== To be done ==
Reproduce the following records line for line, leaving the pictures out of your copy.

== Records for this task ==
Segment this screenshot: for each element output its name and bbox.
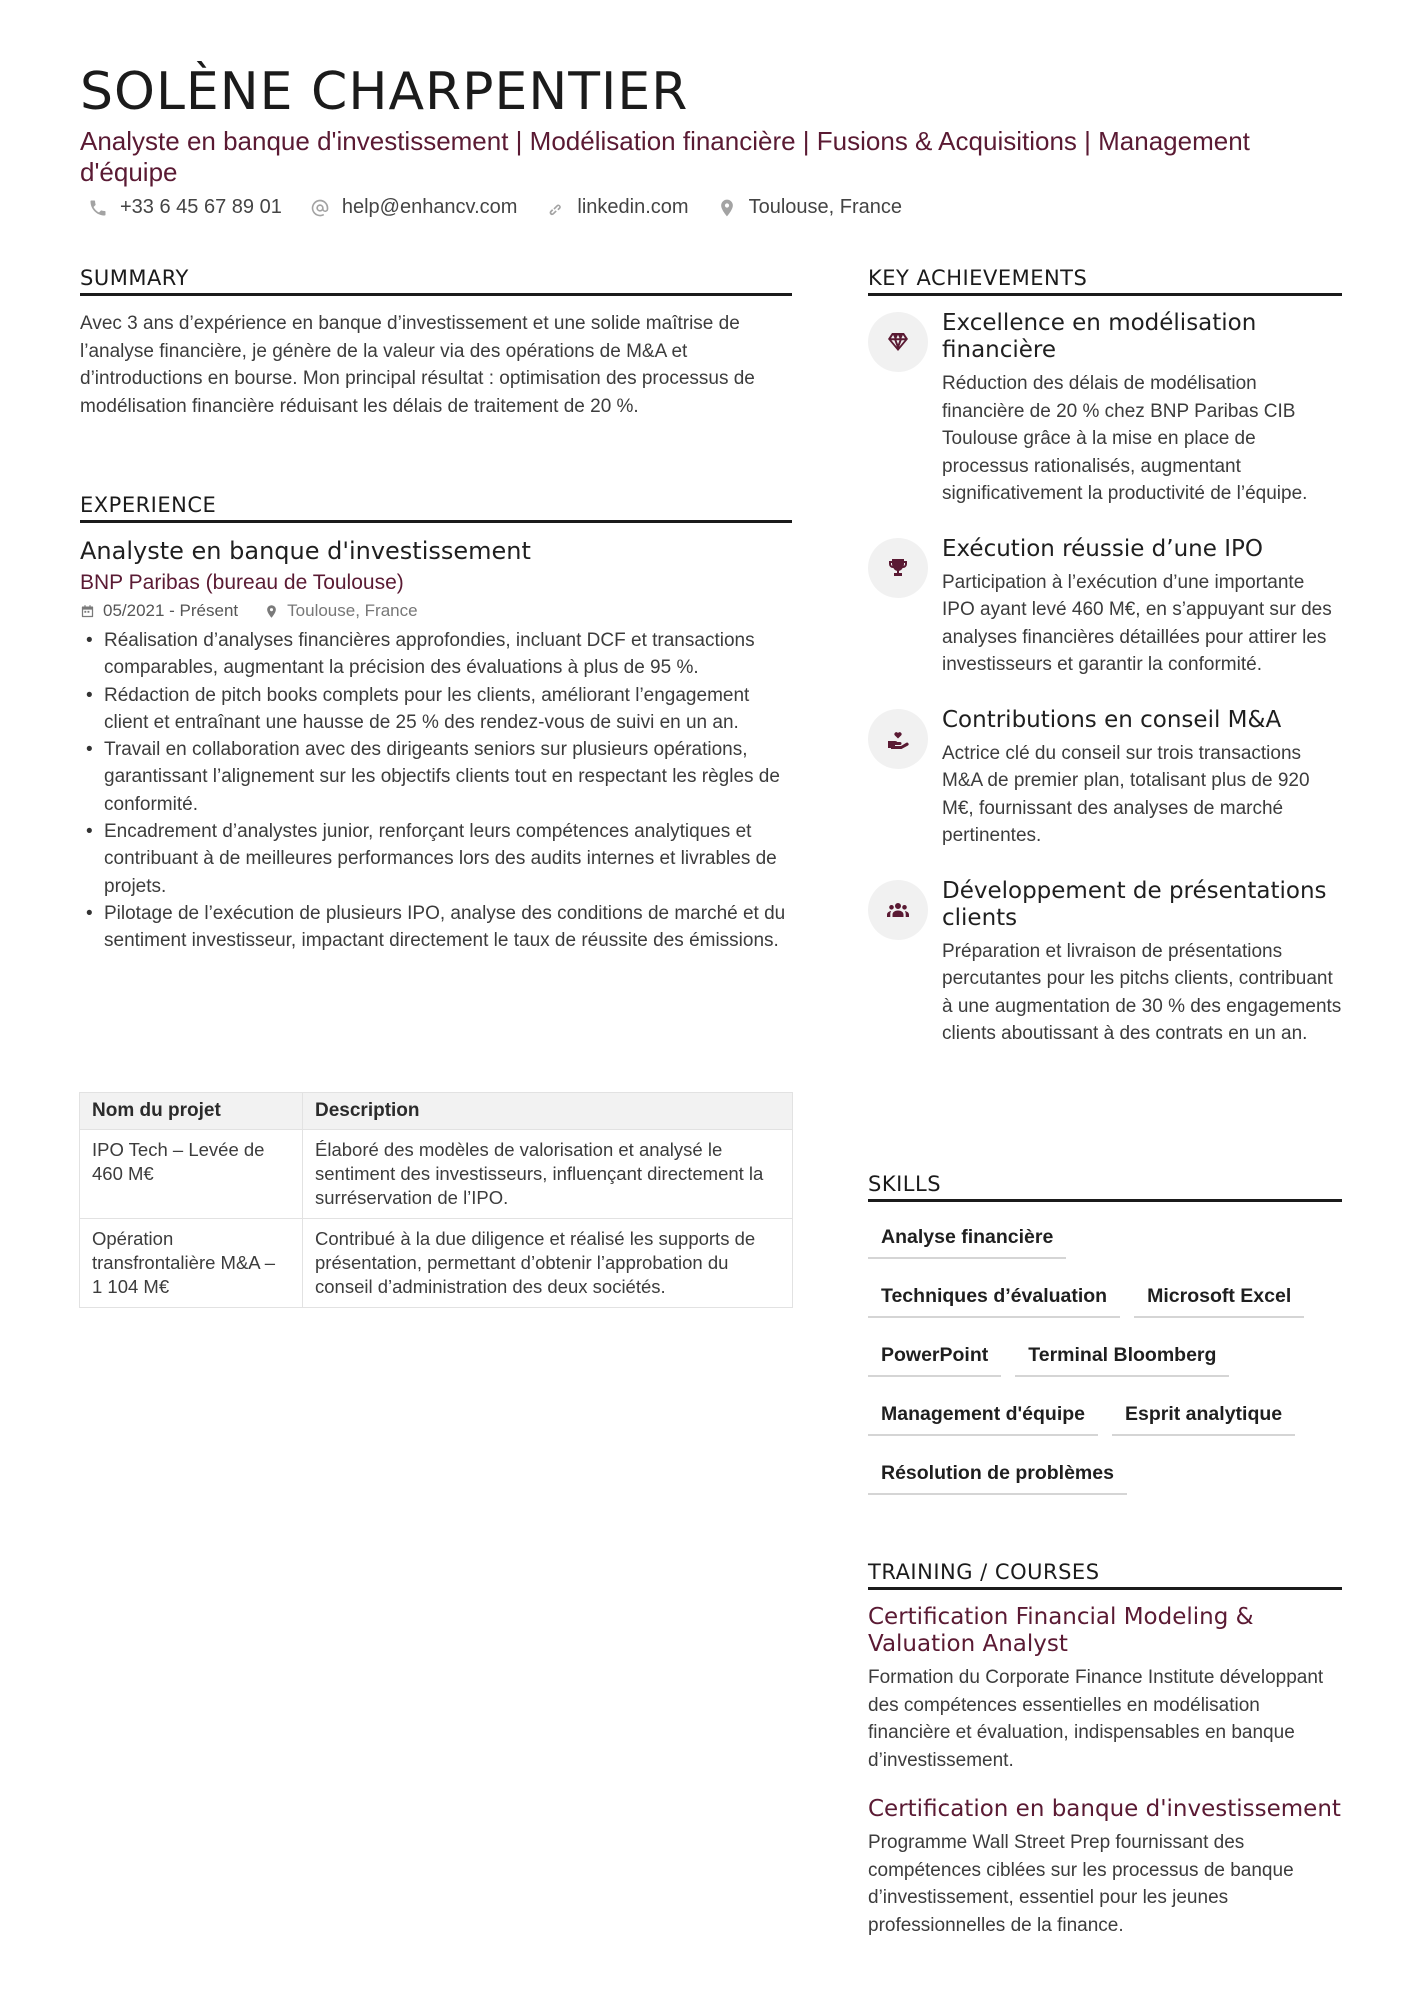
skill-tag: Management d'équipe — [868, 1393, 1098, 1436]
table-cell: Opération transfrontalière M&A – 1 104 M€ — [80, 1219, 303, 1308]
list-item: • Réalisation d’analyses financières approfondies, incluant DCF et transactions comparables, augmentant la précision des évaluations à plus de 95 %. — [104, 627, 792, 682]
candidate-name: SOLÈNE CHARPENTIER — [80, 62, 689, 122]
achievement-title: Excellence en modélisation financière — [942, 310, 1257, 363]
achievement-title: Exécution réussie d’une IPO — [942, 535, 1263, 562]
skill-tag: Analyse financière — [868, 1216, 1066, 1259]
table-cell: IPO Tech – Levée de 460 M€ — [80, 1130, 303, 1219]
achievement-desc: Actrice clé du conseil sur trois transactions M&A de premier plan, totalisant plus de 920 M€, fournissant des analyses de marché pertinentes. — [942, 742, 1310, 846]
summary-text: Avec 3 ans d’expérience en banque d’investissement et une solide maîtrise de l’analyse financière, je génère de la valeur via des opérations de M&A et d’introductions en bourse. Mon principal résultat : optimisation des processus de modélisation financière réduisant les délais de traitement de 20 %. — [80, 313, 755, 417]
diamond-icon — [886, 330, 910, 354]
company-name: BNP Paribas (bureau de Toulouse) — [80, 571, 404, 594]
training-heading: TRAINING / COURSES — [868, 1560, 1342, 1590]
column-header: Description — [303, 1093, 793, 1130]
course-item — [868, 1796, 1342, 1939]
achievement-title: Développement de présentations clients — [942, 877, 1327, 931]
skills-section — [868, 1172, 1342, 1511]
achievement-item — [868, 707, 1342, 850]
skill-tag: Microsoft Excel — [1134, 1275, 1304, 1318]
summary-section — [80, 266, 792, 420]
job-meta — [80, 601, 792, 621]
list-item: • Rédaction de pitch books complets pour les clients, améliorant l’engagement client et entraînant une hausse de 25 % des rendez-vous de suivi en un an. — [104, 682, 792, 737]
linkedin-link[interactable]: linkedin.com — [577, 196, 689, 218]
achievement-desc: Participation à l’exécution d’une importante IPO ayant levé 460 M€, en s’appuyant sur des analyses financières détaillées pour attirer les investisseurs et garantir la conformité. — [942, 571, 1332, 675]
hand-heart-icon — [886, 727, 910, 751]
skill-tag: Esprit analytique — [1112, 1393, 1295, 1436]
location-pin-icon — [717, 198, 737, 218]
achievement-title: Contributions en conseil M&A — [942, 706, 1282, 733]
link-icon — [545, 198, 565, 218]
contact-email[interactable] — [310, 196, 518, 219]
achievement-desc: Préparation et livraison de présentations percutantes pour les pitchs clients, contribuant à une augmentation de 30 % des engagements clients aboutissant à des contrats en un an. — [942, 940, 1342, 1044]
location-text: Toulouse, France — [748, 196, 903, 218]
job-bullets — [80, 627, 792, 955]
course-desc: Formation du Corporate Finance Institute développant des compétences essentielles en modélisation financière et évaluation, indispensables en banque d’investissement. — [868, 1667, 1324, 1771]
contact-bar — [88, 196, 902, 219]
skill-tag: PowerPoint — [868, 1334, 1001, 1377]
users-icon — [886, 898, 910, 922]
skill-tag: Terminal Bloomberg — [1015, 1334, 1229, 1377]
table-row — [80, 1130, 793, 1219]
achievement-item — [868, 878, 1342, 1048]
calendar-icon — [80, 604, 95, 619]
job-location — [264, 601, 417, 621]
achievement-icon-wrap — [868, 880, 928, 940]
at-icon — [310, 198, 330, 218]
achievement-item — [868, 310, 1342, 508]
table-cell: Contribué à la due diligence et réalisé les supports de présentation, permettant d’obtenir l’approbation du conseil d’administration des deux sociétés. — [303, 1219, 793, 1308]
job-dates — [80, 601, 238, 621]
list-item: • Encadrement d’analystes junior, renforçant leurs compétences analytiques et contribuant à de meilleures performances lors des audits internes et livrables de projets. — [104, 818, 792, 900]
skills-list — [868, 1216, 1342, 1511]
experience-heading: EXPERIENCE — [80, 493, 792, 523]
skills-heading: SKILLS — [868, 1172, 1342, 1202]
training-section — [868, 1560, 1342, 1961]
achievement-icon-wrap — [868, 538, 928, 598]
projects-table — [79, 1092, 793, 1308]
achievement-icon-wrap — [868, 709, 928, 769]
phone-text: +33 6 45 67 89 01 — [120, 196, 282, 218]
job-location-text: Toulouse, France — [287, 601, 418, 620]
location-pin-icon — [264, 604, 279, 619]
skill-tag: Résolution de problèmes — [868, 1452, 1127, 1495]
summary-heading: SUMMARY — [80, 266, 792, 296]
achievement-item — [868, 536, 1342, 679]
list-item: • Travail en collaboration avec des dirigeants seniors sur plusieurs opérations, garantissant l’alignement sur les objectifs clients tout en respectant les règles de conformité. — [104, 736, 792, 818]
contact-location — [717, 196, 902, 219]
table-cell: Élaboré des modèles de valorisation et analysé le sentiment des investisseurs, influençant directement la surréservation de l’IPO. — [303, 1130, 793, 1219]
list-item: • Pilotage de l’exécution de plusieurs IPO, analyse des conditions de marché et du sentiment investisseur, impactant directement le taux de réussite des émissions. — [104, 900, 792, 955]
table-row — [80, 1219, 793, 1308]
course-item — [868, 1604, 1342, 1774]
course-title: Certification en banque d'investissement — [868, 1796, 1341, 1822]
contact-phone — [88, 196, 282, 219]
job-dates-text: 05/2021 - Présent — [103, 601, 239, 620]
skill-tag: Techniques d’évaluation — [868, 1275, 1120, 1318]
achievement-icon-wrap — [868, 312, 928, 372]
trophy-icon — [886, 556, 910, 580]
achievements-section — [868, 266, 1342, 1076]
course-desc: Programme Wall Street Prep fournissant des compétences ciblées sur les processus de banque d’investissement, essentiel pour les jeunes professionnelles de la finance. — [868, 1832, 1294, 1936]
achievements-heading: KEY ACHIEVEMENTS — [868, 266, 1342, 296]
column-header: Nom du projet — [80, 1093, 303, 1130]
achievement-desc: Réduction des délais de modélisation financière de 20 % chez BNP Paribas CIB Toulouse grâce à la mise en place de processus rationalisés, augmentant significativement la productivité de l’équipe. — [942, 373, 1308, 504]
email-link[interactable]: help@enhancv.com — [341, 196, 518, 218]
job-title: Analyste en banque d'investissement — [80, 537, 531, 565]
phone-icon — [88, 198, 108, 218]
course-title: Certification Financial Modeling & Valuation Analyst — [868, 1604, 1254, 1657]
table-header-row — [80, 1093, 793, 1130]
experience-section — [80, 493, 792, 955]
contact-linkedin[interactable] — [545, 196, 688, 219]
headline: Analyste en banque d'investissement | Modélisation financière | Fusions & Acquisitions | Management d'équipe — [80, 126, 1250, 187]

== Exercise output ==
Segment this screenshot: for each element output its name and bbox.
skill-tag: Management d'équipe — [868, 1393, 1098, 1436]
table-cell: Opération transfrontalière M&A – 1 104 M€ — [80, 1219, 303, 1308]
list-item: • Réalisation d’analyses financières approfondies, incluant DCF et transactions comparables, augmentant la précision des évaluations à plus de 95 %. — [104, 627, 792, 682]
candidate-name: SOLÈNE CHARPENTIER — [80, 62, 689, 122]
achievement-title: Excellence en modélisation financière — [942, 310, 1257, 363]
achievement-title: Exécution réussie d’une IPO — [942, 535, 1263, 562]
skill-tag: Analyse financière — [868, 1216, 1066, 1259]
table-cell: IPO Tech – Levée de 460 M€ — [80, 1130, 303, 1219]
achievement-desc: Actrice clé du conseil sur trois transactions M&A de premier plan, totalisant plus de 920 M€, fournissant des analyses de marché pertinentes. — [942, 742, 1310, 846]
summary-text: Avec 3 ans d’expérience en banque d’investissement et une solide maîtrise de l’analyse financière, je génère de la valeur via des opérations de M&A et d’introductions en bourse. Mon principal résultat : optimisation des processus de modélisation financière réduisant les délais de traitement de 20 %. — [80, 313, 755, 417]
diamond-icon — [886, 330, 910, 354]
company-name: BNP Paribas (bureau de Toulouse) — [80, 571, 404, 594]
training-heading: TRAINING / COURSES — [868, 1560, 1342, 1590]
column-header: Description — [303, 1093, 793, 1130]
course-item — [868, 1796, 1342, 1939]
achievement-title: Développement de présentations clients — [942, 877, 1327, 931]
skills-section — [868, 1172, 1342, 1511]
achievement-item — [868, 707, 1342, 850]
skill-tag: Microsoft Excel — [1134, 1275, 1304, 1318]
summary-section — [80, 266, 792, 420]
job-meta — [80, 601, 792, 621]
list-item: • Rédaction de pitch books complets pour les clients, améliorant l’engagement client et entraînant une hausse de 25 % des rendez-vous de suivi en un an. — [104, 682, 792, 737]
linkedin-link[interactable]: linkedin.com — [577, 196, 689, 218]
achievement-desc: Participation à l’exécution d’une importante IPO ayant levé 460 M€, en s’appuyant sur des analyses financières détaillées pour attirer les investisseurs et garantir la conformité. — [942, 571, 1332, 675]
hand-heart-icon — [886, 727, 910, 751]
skill-tag: Esprit analytique — [1112, 1393, 1295, 1436]
location-pin-icon — [717, 198, 737, 218]
achievement-title: Contributions en conseil M&A — [942, 706, 1282, 733]
link-icon — [545, 198, 565, 218]
contact-email[interactable] — [310, 196, 518, 219]
achievement-desc: Préparation et livraison de présentations percutantes pour les pitchs clients, contribuant à une augmentation de 30 % des engagements clients aboutissant à des contrats en un an. — [942, 940, 1342, 1044]
location-text: Toulouse, France — [748, 196, 903, 218]
job-bullets — [80, 627, 792, 955]
course-desc: Formation du Corporate Finance Institute développant des compétences essentielles en modélisation financière et évaluation, indispensables en banque d’investissement. — [868, 1667, 1324, 1771]
contact-bar — [88, 196, 902, 219]
skill-tag: PowerPoint — [868, 1334, 1001, 1377]
users-icon — [886, 898, 910, 922]
skill-tag: Terminal Bloomberg — [1015, 1334, 1229, 1377]
table-row — [80, 1130, 793, 1219]
achievement-item — [868, 878, 1342, 1048]
calendar-icon — [80, 604, 95, 619]
job-location — [264, 601, 417, 621]
achievement-icon-wrap — [868, 880, 928, 940]
at-icon — [310, 198, 330, 218]
achievement-item — [868, 310, 1342, 508]
table-cell: Contribué à la due diligence et réalisé les supports de présentation, permettant d’obtenir l’approbation du conseil d’administration des deux sociétés. — [303, 1219, 793, 1308]
job-dates — [80, 601, 238, 621]
list-item: • Encadrement d’analystes junior, renforçant leurs compétences analytiques et contribuant à de meilleures performances lors des audits internes et livrables de projets. — [104, 818, 792, 900]
skills-list — [868, 1216, 1342, 1511]
experience-heading: EXPERIENCE — [80, 493, 792, 523]
skills-heading: SKILLS — [868, 1172, 1342, 1202]
training-section — [868, 1560, 1342, 1961]
achievement-icon-wrap — [868, 538, 928, 598]
projects-table — [79, 1092, 793, 1308]
achievement-icon-wrap — [868, 709, 928, 769]
phone-text: +33 6 45 67 89 01 — [120, 196, 282, 218]
job-location-text: Toulouse, France — [287, 601, 418, 620]
location-pin-icon — [264, 604, 279, 619]
skill-tag: Résolution de problèmes — [868, 1452, 1127, 1495]
summary-heading: SUMMARY — [80, 266, 792, 296]
achievement-item — [868, 536, 1342, 679]
list-item: • Travail en collaboration avec des dirigeants seniors sur plusieurs opérations, garantissant l’alignement sur les objectifs clients tout en respectant les règles de conformité. — [104, 736, 792, 818]
contact-location — [717, 196, 902, 219]
table-cell: Élaboré des modèles de valorisation et analysé le sentiment des investisseurs, influençant directement la surréservation de l’IPO. — [303, 1130, 793, 1219]
list-item: • Pilotage de l’exécution de plusieurs IPO, analyse des conditions de marché et du sentiment investisseur, impactant directement le taux de réussite des émissions. — [104, 900, 792, 955]
table-row — [80, 1219, 793, 1308]
course-item — [868, 1604, 1342, 1774]
course-title: Certification en banque d'investissement — [868, 1796, 1341, 1822]
contact-phone — [88, 196, 282, 219]
job-dates-text: 05/2021 - Présent — [103, 601, 239, 620]
skill-tag: Techniques d’évaluation — [868, 1275, 1120, 1318]
achievement-icon-wrap — [868, 312, 928, 372]
trophy-icon — [886, 556, 910, 580]
achievements-section — [868, 266, 1342, 1076]
course-desc: Programme Wall Street Prep fournissant des compétences ciblées sur les processus de banque d’investissement, essentiel pour les jeunes professionnelles de la finance. — [868, 1832, 1294, 1936]
achievements-heading: KEY ACHIEVEMENTS — [868, 266, 1342, 296]
column-header: Nom du projet — [80, 1093, 303, 1130]
achievement-desc: Réduction des délais de modélisation financière de 20 % chez BNP Paribas CIB Toulouse grâce à la mise en place de processus rationalisés, augmentant significativement la productivité de l’équipe. — [942, 373, 1308, 504]
email-link[interactable]: help@enhancv.com — [341, 196, 518, 218]
job-title: Analyste en banque d'investissement — [80, 537, 531, 565]
phone-icon — [88, 198, 108, 218]
course-title: Certification Financial Modeling & Valuation Analyst — [868, 1604, 1254, 1657]
table-header-row — [80, 1093, 793, 1130]
experience-section — [80, 493, 792, 955]
contact-linkedin[interactable] — [545, 196, 688, 219]
headline: Analyste en banque d'investissement | Modélisation financière | Fusions & Acquisitions | Management d'équipe — [80, 126, 1250, 187]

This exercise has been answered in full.